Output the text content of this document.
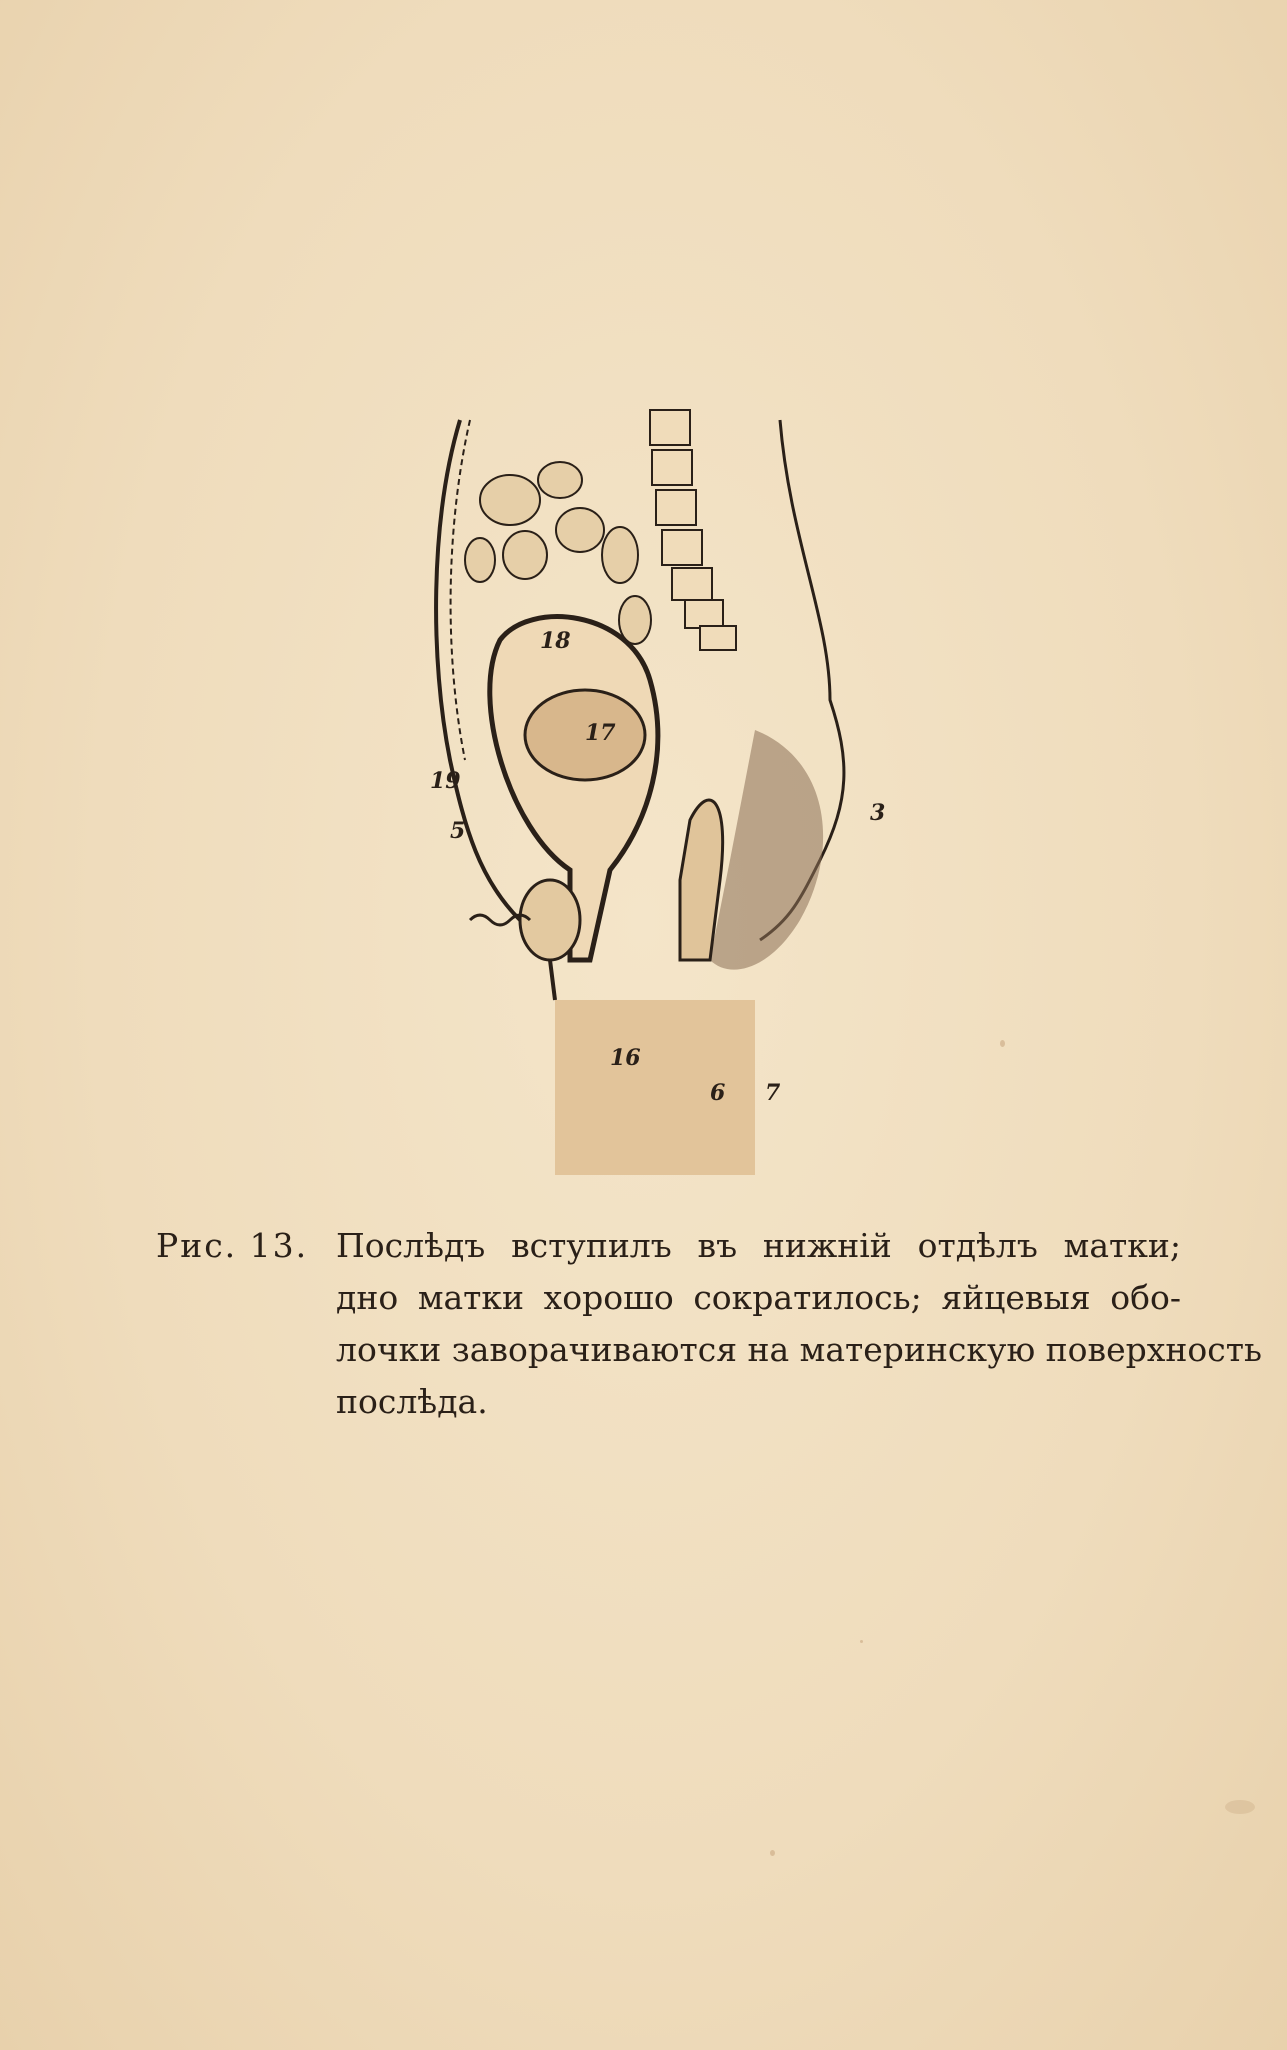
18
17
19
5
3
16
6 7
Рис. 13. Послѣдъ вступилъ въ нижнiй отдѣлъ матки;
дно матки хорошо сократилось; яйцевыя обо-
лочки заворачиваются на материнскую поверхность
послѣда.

-=-=-

* **Aim**
The records above are to be restated exactly, without their pictures.

* **Solution to this problem**
Output the text content of this document.
18
17
19
5
3
16
6 7
Рис. 13. Послѣдъ вступилъ въ нижнiй отдѣлъ матки;
дно матки хорошо сократилось; яйцевыя обо-
лочки заворачиваются на материнскую поверхность
послѣда.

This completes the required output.